§ **WHAT NEEDS TO BE DONE**:
Copy everything in the data below exactly except the pictures.

§ **DATA FOR THE TASK**:

** start **

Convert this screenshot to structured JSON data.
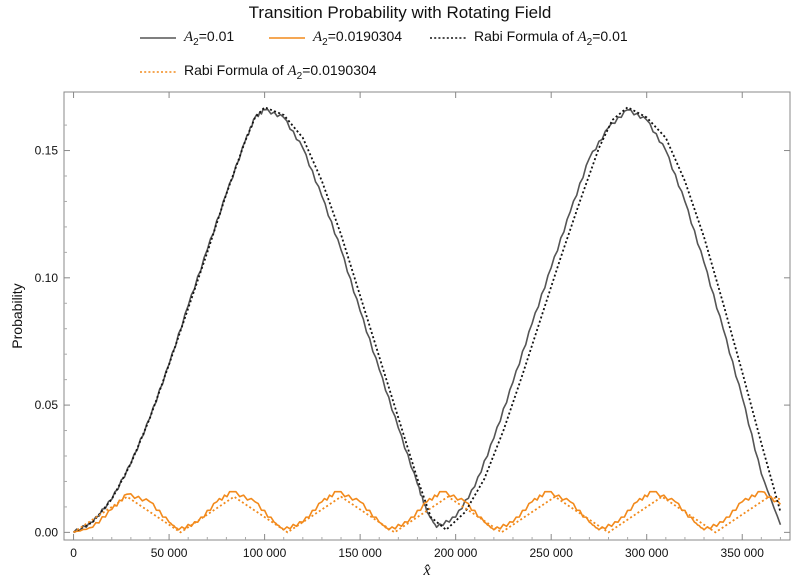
{
  "chart_data": {
    "type": "line",
    "title": "Transition Probability with Rotating Field",
    "xlabel": "x̂",
    "ylabel": "Probability",
    "xlim": [
      -5000,
      375000
    ],
    "ylim": [
      -0.003,
      0.173
    ],
    "xticks": [
      0,
      50000,
      100000,
      150000,
      200000,
      250000,
      300000,
      350000
    ],
    "xtick_labels": [
      "0",
      "50 000",
      "100 000",
      "150 000",
      "200 000",
      "250 000",
      "300 000",
      "350 000"
    ],
    "yticks": [
      0.0,
      0.05,
      0.1,
      0.15
    ],
    "ytick_labels": [
      "0.00",
      "0.05",
      "0.10",
      "0.15"
    ],
    "grid": false,
    "legend_position": "top",
    "series": [
      {
        "name": "A2=0.01",
        "legend_symbol": "A",
        "legend_sub": "2",
        "legend_rest": "=0.01",
        "style": "solid",
        "color": "#555555",
        "x": [
          0,
          10000,
          20000,
          30000,
          40000,
          50000,
          60000,
          70000,
          80000,
          90000,
          95000,
          100000,
          110000,
          120000,
          130000,
          140000,
          150000,
          160000,
          170000,
          180000,
          185000,
          190000,
          200000,
          210000,
          220000,
          230000,
          240000,
          250000,
          260000,
          270000,
          280000,
          290000,
          300000,
          310000,
          320000,
          330000,
          340000,
          350000,
          360000,
          370000
        ],
        "y": [
          0.0,
          0.004,
          0.013,
          0.027,
          0.045,
          0.066,
          0.089,
          0.111,
          0.133,
          0.154,
          0.163,
          0.166,
          0.163,
          0.151,
          0.132,
          0.111,
          0.087,
          0.064,
          0.041,
          0.019,
          0.008,
          0.002,
          0.006,
          0.018,
          0.037,
          0.059,
          0.082,
          0.104,
          0.126,
          0.147,
          0.159,
          0.166,
          0.162,
          0.15,
          0.13,
          0.106,
          0.08,
          0.053,
          0.023,
          0.003
        ]
      },
      {
        "name": "A2=0.0190304",
        "legend_symbol": "A",
        "legend_sub": "2",
        "legend_rest": "=0.0190304",
        "style": "solid",
        "color": "#f28a1c",
        "x": [
          0,
          10000,
          20000,
          28000,
          40000,
          50000,
          55000,
          65000,
          75000,
          83000,
          95000,
          105000,
          110000,
          120000,
          130000,
          138000,
          150000,
          160000,
          165000,
          175000,
          185000,
          193000,
          205000,
          215000,
          220000,
          230000,
          240000,
          248000,
          260000,
          270000,
          275000,
          285000,
          295000,
          303000,
          315000,
          325000,
          330000,
          340000,
          350000,
          360000,
          370000
        ],
        "y": [
          0.0,
          0.002,
          0.009,
          0.015,
          0.012,
          0.004,
          0.001,
          0.004,
          0.012,
          0.016,
          0.012,
          0.004,
          0.001,
          0.004,
          0.012,
          0.016,
          0.012,
          0.004,
          0.001,
          0.004,
          0.012,
          0.016,
          0.012,
          0.004,
          0.001,
          0.004,
          0.012,
          0.016,
          0.012,
          0.004,
          0.001,
          0.004,
          0.012,
          0.016,
          0.012,
          0.004,
          0.001,
          0.004,
          0.012,
          0.016,
          0.011
        ]
      },
      {
        "name": "Rabi Formula of A2=0.01",
        "legend_prefix": "Rabi Formula of ",
        "legend_symbol": "A",
        "legend_sub": "2",
        "legend_rest": "=0.01",
        "style": "dotted",
        "color": "#111111",
        "x": [
          0,
          10000,
          20000,
          30000,
          40000,
          50000,
          60000,
          70000,
          80000,
          90000,
          95000,
          100000,
          110000,
          120000,
          130000,
          140000,
          150000,
          160000,
          170000,
          180000,
          187000,
          195000,
          205000,
          215000,
          225000,
          235000,
          245000,
          255000,
          265000,
          275000,
          282000,
          290000,
          300000,
          310000,
          320000,
          330000,
          340000,
          350000,
          360000,
          370000
        ],
        "y": [
          0.0,
          0.004,
          0.013,
          0.027,
          0.045,
          0.066,
          0.088,
          0.11,
          0.133,
          0.154,
          0.163,
          0.167,
          0.164,
          0.155,
          0.138,
          0.117,
          0.093,
          0.069,
          0.045,
          0.021,
          0.006,
          0.001,
          0.008,
          0.021,
          0.04,
          0.062,
          0.085,
          0.108,
          0.13,
          0.151,
          0.162,
          0.167,
          0.163,
          0.155,
          0.138,
          0.116,
          0.09,
          0.063,
          0.035,
          0.008
        ]
      },
      {
        "name": "Rabi Formula of A2=0.0190304",
        "legend_prefix": "Rabi Formula of ",
        "legend_symbol": "A",
        "legend_sub": "2",
        "legend_rest": "=0.0190304",
        "style": "dotted",
        "color": "#f28a1c",
        "x": [
          0,
          28000,
          56000,
          84000,
          112000,
          140000,
          168000,
          196000,
          224000,
          252000,
          280000,
          308000,
          336000,
          364000,
          370000
        ],
        "y": [
          0.0,
          0.014,
          0.0,
          0.014,
          0.0,
          0.014,
          0.0,
          0.014,
          0.0,
          0.014,
          0.0,
          0.014,
          0.0,
          0.014,
          0.013
        ]
      }
    ]
  }
}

** end **

§ **RESULT FOR THIS EXERCISE**:
Convert this screenshot to structured JSON data.
{
  "chart_data": {
    "type": "line",
    "title": "Transition Probability with Rotating Field",
    "xlabel": "x̂",
    "ylabel": "Probability",
    "xlim": [
      -5000,
      375000
    ],
    "ylim": [
      -0.003,
      0.173
    ],
    "xticks": [
      0,
      50000,
      100000,
      150000,
      200000,
      250000,
      300000,
      350000
    ],
    "xtick_labels": [
      "0",
      "50 000",
      "100 000",
      "150 000",
      "200 000",
      "250 000",
      "300 000",
      "350 000"
    ],
    "yticks": [
      0.0,
      0.05,
      0.1,
      0.15
    ],
    "ytick_labels": [
      "0.00",
      "0.05",
      "0.10",
      "0.15"
    ],
    "grid": false,
    "legend_position": "top",
    "series": [
      {
        "name": "A2=0.01",
        "legend_symbol": "A",
        "legend_sub": "2",
        "legend_rest": "=0.01",
        "style": "solid",
        "color": "#555555",
        "x": [
          0,
          10000,
          20000,
          30000,
          40000,
          50000,
          60000,
          70000,
          80000,
          90000,
          95000,
          100000,
          110000,
          120000,
          130000,
          140000,
          150000,
          160000,
          170000,
          180000,
          185000,
          190000,
          200000,
          210000,
          220000,
          230000,
          240000,
          250000,
          260000,
          270000,
          280000,
          290000,
          300000,
          310000,
          320000,
          330000,
          340000,
          350000,
          360000,
          370000
        ],
        "y": [
          0.0,
          0.004,
          0.013,
          0.027,
          0.045,
          0.066,
          0.089,
          0.111,
          0.133,
          0.154,
          0.163,
          0.166,
          0.163,
          0.151,
          0.132,
          0.111,
          0.087,
          0.064,
          0.041,
          0.019,
          0.008,
          0.002,
          0.006,
          0.018,
          0.037,
          0.059,
          0.082,
          0.104,
          0.126,
          0.147,
          0.159,
          0.166,
          0.162,
          0.15,
          0.13,
          0.106,
          0.08,
          0.053,
          0.023,
          0.003
        ]
      },
      {
        "name": "A2=0.0190304",
        "legend_symbol": "A",
        "legend_sub": "2",
        "legend_rest": "=0.0190304",
        "style": "solid",
        "color": "#f28a1c",
        "x": [
          0,
          10000,
          20000,
          28000,
          40000,
          50000,
          55000,
          65000,
          75000,
          83000,
          95000,
          105000,
          110000,
          120000,
          130000,
          138000,
          150000,
          160000,
          165000,
          175000,
          185000,
          193000,
          205000,
          215000,
          220000,
          230000,
          240000,
          248000,
          260000,
          270000,
          275000,
          285000,
          295000,
          303000,
          315000,
          325000,
          330000,
          340000,
          350000,
          360000,
          370000
        ],
        "y": [
          0.0,
          0.002,
          0.009,
          0.015,
          0.012,
          0.004,
          0.001,
          0.004,
          0.012,
          0.016,
          0.012,
          0.004,
          0.001,
          0.004,
          0.012,
          0.016,
          0.012,
          0.004,
          0.001,
          0.004,
          0.012,
          0.016,
          0.012,
          0.004,
          0.001,
          0.004,
          0.012,
          0.016,
          0.012,
          0.004,
          0.001,
          0.004,
          0.012,
          0.016,
          0.012,
          0.004,
          0.001,
          0.004,
          0.012,
          0.016,
          0.011
        ]
      },
      {
        "name": "Rabi Formula of A2=0.01",
        "legend_prefix": "Rabi Formula of ",
        "legend_symbol": "A",
        "legend_sub": "2",
        "legend_rest": "=0.01",
        "style": "dotted",
        "color": "#111111",
        "x": [
          0,
          10000,
          20000,
          30000,
          40000,
          50000,
          60000,
          70000,
          80000,
          90000,
          95000,
          100000,
          110000,
          120000,
          130000,
          140000,
          150000,
          160000,
          170000,
          180000,
          187000,
          195000,
          205000,
          215000,
          225000,
          235000,
          245000,
          255000,
          265000,
          275000,
          282000,
          290000,
          300000,
          310000,
          320000,
          330000,
          340000,
          350000,
          360000,
          370000
        ],
        "y": [
          0.0,
          0.004,
          0.013,
          0.027,
          0.045,
          0.066,
          0.088,
          0.11,
          0.133,
          0.154,
          0.163,
          0.167,
          0.164,
          0.155,
          0.138,
          0.117,
          0.093,
          0.069,
          0.045,
          0.021,
          0.006,
          0.001,
          0.008,
          0.021,
          0.04,
          0.062,
          0.085,
          0.108,
          0.13,
          0.151,
          0.162,
          0.167,
          0.163,
          0.155,
          0.138,
          0.116,
          0.09,
          0.063,
          0.035,
          0.008
        ]
      },
      {
        "name": "Rabi Formula of A2=0.0190304",
        "legend_prefix": "Rabi Formula of ",
        "legend_symbol": "A",
        "legend_sub": "2",
        "legend_rest": "=0.0190304",
        "style": "dotted",
        "color": "#f28a1c",
        "x": [
          0,
          28000,
          56000,
          84000,
          112000,
          140000,
          168000,
          196000,
          224000,
          252000,
          280000,
          308000,
          336000,
          364000,
          370000
        ],
        "y": [
          0.0,
          0.014,
          0.0,
          0.014,
          0.0,
          0.014,
          0.0,
          0.014,
          0.0,
          0.014,
          0.0,
          0.014,
          0.0,
          0.014,
          0.013
        ]
      }
    ]
  }
}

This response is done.